§ Supplied entries:

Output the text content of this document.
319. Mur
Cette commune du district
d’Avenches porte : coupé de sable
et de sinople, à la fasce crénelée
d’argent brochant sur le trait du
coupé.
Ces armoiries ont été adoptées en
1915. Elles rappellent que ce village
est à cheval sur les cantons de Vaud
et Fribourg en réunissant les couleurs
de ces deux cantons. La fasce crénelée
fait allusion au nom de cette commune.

§ What you need to do: Please quote the records above exactly, without skipping a line.

§ Exercise result:
Output the text content of this document.
319. Mur
Cette commune du district
d’Avenches porte : coupé de sable
et de sinople, à la fasce crénelée
d’argent brochant sur le trait du
coupé.
Ces armoiries ont été adoptées en
1915. Elles rappellent que ce village
est à cheval sur les cantons de Vaud
et Fribourg en réunissant les couleurs
de ces deux cantons. La fasce crénelée
fait allusion au nom de cette commune.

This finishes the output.